> GIVEN EXERCISE
Show every line that has the string "filename" in it.

> MATERIAL PROVIDED
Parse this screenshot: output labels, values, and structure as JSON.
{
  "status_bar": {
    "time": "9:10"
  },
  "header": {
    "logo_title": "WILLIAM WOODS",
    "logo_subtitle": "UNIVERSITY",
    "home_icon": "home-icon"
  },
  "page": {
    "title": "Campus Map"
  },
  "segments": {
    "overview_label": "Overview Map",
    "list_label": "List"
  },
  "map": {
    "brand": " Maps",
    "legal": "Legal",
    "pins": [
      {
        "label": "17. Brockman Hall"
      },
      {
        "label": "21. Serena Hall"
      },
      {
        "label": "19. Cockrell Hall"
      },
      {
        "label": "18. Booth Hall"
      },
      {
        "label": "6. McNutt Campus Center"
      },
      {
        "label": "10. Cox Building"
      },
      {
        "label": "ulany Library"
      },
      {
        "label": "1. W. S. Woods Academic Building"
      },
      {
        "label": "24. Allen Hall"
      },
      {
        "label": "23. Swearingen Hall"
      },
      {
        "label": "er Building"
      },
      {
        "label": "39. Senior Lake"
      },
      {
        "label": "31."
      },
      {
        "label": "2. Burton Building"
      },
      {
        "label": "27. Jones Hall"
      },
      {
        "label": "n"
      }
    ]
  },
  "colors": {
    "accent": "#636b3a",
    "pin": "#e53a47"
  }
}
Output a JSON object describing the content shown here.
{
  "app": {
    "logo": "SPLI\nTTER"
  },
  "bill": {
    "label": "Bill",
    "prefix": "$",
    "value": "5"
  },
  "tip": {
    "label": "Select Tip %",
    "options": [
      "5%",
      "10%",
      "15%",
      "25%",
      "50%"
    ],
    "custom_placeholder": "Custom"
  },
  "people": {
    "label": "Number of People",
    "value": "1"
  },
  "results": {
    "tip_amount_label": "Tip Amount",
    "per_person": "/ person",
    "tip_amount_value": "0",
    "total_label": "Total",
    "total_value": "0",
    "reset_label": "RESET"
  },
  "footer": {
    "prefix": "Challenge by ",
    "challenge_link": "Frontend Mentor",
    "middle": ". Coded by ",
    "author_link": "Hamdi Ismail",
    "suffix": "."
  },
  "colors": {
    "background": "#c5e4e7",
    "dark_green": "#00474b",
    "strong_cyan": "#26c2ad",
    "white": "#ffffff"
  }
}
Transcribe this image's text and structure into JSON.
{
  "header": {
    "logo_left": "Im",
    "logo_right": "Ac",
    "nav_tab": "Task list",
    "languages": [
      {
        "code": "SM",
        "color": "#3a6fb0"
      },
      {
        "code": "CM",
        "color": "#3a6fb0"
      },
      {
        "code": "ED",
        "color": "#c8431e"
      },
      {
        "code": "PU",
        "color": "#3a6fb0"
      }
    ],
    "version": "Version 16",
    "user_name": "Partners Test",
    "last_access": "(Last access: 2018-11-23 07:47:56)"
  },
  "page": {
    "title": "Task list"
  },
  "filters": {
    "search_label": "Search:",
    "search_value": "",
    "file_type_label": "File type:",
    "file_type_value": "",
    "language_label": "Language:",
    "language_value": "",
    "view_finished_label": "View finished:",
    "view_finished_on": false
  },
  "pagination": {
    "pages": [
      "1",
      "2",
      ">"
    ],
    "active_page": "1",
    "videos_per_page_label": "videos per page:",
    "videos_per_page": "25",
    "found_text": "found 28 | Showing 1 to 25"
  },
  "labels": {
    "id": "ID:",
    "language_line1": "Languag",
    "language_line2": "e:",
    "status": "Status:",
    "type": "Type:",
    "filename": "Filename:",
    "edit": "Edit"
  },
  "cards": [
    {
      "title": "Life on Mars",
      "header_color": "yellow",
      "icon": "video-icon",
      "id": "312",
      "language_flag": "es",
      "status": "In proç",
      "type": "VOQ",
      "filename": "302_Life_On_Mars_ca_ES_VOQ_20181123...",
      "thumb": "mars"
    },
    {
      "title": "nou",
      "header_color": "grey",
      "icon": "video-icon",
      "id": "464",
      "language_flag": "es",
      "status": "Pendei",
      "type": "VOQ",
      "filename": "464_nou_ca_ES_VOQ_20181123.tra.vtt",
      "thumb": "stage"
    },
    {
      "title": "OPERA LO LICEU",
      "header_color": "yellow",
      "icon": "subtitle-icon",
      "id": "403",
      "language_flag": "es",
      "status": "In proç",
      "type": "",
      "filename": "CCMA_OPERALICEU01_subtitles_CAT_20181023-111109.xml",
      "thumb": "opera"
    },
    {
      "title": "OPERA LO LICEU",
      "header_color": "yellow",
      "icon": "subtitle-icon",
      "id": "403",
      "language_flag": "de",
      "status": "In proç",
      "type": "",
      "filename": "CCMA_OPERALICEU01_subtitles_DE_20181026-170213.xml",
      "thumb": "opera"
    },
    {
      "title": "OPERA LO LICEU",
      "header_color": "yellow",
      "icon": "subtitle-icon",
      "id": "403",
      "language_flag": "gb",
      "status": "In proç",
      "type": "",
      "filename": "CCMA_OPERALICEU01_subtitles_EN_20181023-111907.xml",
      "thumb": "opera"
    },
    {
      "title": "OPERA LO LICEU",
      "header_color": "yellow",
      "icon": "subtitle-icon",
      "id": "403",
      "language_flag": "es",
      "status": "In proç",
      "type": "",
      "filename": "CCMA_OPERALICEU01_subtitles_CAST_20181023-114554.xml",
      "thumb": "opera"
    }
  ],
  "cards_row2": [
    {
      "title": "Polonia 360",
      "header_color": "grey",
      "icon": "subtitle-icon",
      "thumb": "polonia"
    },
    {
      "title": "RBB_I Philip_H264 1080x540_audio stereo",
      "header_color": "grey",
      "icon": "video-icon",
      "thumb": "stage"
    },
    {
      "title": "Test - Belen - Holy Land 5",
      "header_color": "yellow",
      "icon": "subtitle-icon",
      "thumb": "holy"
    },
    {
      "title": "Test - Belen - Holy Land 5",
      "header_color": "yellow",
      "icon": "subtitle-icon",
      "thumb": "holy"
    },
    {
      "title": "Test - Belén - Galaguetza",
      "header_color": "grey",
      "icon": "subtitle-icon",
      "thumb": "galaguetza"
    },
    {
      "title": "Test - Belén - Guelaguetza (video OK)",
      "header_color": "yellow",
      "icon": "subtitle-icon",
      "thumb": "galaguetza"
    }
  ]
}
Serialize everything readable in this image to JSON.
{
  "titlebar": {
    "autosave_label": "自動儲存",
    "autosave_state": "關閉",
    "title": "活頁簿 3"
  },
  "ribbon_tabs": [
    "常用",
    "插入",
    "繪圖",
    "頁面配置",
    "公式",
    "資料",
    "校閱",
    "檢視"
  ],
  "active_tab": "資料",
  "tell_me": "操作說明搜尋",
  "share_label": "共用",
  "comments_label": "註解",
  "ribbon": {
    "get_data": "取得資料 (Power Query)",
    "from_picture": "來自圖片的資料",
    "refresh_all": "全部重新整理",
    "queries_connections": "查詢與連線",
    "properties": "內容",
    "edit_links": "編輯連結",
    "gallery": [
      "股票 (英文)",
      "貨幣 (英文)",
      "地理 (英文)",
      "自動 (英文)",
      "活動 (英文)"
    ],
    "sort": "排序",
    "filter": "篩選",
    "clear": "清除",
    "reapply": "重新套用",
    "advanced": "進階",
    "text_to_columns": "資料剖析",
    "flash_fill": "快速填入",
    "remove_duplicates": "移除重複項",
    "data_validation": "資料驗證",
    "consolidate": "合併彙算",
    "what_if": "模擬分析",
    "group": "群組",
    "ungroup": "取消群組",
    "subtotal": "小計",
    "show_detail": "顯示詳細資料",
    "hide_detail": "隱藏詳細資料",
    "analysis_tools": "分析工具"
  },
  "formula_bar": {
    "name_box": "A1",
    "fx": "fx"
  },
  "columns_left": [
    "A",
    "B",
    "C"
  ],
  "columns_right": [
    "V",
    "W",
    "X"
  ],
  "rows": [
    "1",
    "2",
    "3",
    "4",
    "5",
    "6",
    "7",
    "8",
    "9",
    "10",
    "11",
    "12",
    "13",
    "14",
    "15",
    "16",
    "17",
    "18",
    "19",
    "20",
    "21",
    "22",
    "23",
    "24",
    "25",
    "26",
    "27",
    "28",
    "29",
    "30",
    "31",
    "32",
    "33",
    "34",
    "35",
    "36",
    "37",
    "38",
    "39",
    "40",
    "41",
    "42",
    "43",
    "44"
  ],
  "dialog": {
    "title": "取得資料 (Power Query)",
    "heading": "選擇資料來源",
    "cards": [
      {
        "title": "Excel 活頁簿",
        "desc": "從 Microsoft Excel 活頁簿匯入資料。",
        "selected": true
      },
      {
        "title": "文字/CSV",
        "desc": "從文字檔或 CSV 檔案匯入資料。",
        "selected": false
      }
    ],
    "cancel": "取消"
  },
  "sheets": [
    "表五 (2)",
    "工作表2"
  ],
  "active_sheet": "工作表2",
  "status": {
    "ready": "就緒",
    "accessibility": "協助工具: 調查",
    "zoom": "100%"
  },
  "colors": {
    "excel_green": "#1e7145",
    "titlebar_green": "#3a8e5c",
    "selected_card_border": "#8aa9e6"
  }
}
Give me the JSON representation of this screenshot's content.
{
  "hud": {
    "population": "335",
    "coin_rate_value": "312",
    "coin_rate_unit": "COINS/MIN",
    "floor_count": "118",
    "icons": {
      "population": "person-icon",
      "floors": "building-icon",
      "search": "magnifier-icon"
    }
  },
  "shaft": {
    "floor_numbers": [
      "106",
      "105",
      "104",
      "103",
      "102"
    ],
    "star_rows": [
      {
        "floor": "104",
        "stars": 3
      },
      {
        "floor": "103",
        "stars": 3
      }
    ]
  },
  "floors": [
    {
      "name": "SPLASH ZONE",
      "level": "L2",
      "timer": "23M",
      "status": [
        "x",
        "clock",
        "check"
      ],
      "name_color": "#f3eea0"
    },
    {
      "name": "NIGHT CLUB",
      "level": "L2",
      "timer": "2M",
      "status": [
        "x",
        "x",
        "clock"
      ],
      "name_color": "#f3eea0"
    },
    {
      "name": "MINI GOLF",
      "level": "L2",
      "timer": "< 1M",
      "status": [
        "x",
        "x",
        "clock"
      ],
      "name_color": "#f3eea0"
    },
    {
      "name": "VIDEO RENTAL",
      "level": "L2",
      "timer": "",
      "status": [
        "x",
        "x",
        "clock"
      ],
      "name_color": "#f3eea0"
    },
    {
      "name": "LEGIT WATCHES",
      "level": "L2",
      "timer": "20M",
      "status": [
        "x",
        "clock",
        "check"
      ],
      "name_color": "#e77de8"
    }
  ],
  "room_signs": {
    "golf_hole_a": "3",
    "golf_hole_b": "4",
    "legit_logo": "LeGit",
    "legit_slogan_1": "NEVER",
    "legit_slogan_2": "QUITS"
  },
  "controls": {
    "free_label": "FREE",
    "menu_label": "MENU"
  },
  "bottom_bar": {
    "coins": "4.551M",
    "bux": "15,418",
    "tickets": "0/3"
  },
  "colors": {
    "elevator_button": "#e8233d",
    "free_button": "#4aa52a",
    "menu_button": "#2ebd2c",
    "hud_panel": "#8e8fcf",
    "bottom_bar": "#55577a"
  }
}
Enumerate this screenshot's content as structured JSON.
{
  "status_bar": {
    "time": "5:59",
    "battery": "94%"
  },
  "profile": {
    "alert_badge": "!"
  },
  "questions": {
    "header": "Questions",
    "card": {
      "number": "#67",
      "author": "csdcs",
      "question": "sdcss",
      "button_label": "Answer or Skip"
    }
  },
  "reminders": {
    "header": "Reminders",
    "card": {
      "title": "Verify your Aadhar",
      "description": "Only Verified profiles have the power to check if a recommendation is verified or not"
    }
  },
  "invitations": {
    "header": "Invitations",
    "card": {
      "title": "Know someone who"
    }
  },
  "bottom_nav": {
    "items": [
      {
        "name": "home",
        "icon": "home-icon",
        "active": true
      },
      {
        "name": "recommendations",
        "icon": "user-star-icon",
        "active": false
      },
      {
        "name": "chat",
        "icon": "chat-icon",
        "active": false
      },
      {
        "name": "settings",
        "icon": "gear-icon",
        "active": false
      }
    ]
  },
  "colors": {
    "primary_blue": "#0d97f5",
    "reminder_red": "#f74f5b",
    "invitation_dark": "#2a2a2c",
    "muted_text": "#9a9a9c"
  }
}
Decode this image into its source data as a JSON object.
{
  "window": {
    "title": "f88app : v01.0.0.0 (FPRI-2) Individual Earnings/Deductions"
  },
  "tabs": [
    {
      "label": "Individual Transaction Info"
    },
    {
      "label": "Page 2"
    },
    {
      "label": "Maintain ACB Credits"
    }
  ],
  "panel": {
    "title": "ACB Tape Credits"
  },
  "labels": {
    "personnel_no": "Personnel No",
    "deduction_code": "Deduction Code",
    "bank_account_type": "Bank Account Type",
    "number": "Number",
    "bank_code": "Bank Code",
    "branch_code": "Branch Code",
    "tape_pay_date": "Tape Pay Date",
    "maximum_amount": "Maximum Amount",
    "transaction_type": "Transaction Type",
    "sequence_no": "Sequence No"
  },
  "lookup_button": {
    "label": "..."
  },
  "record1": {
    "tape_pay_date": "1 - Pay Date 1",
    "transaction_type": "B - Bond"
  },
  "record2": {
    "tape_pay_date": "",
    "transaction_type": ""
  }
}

> SOLUTION TO THIS TASK
    "filename": "Filename:",
      "filename": "302_Life_On_Mars_ca_ES_VOQ_20181123...",
      "filename": "464_nou_ca_ES_VOQ_20181123.tra.vtt",
      "filename": "CCMA_OPERALICEU01_subtitles_CAT_20181023-111109.xml",
      "filename": "CCMA_OPERALICEU01_subtitles_DE_20181026-170213.xml",
      "filename": "CCMA_OPERALICEU01_subtitles_EN_20181023-111907.xml",
      "filename": "CCMA_OPERALICEU01_subtitles_CAST_20181023-114554.xml",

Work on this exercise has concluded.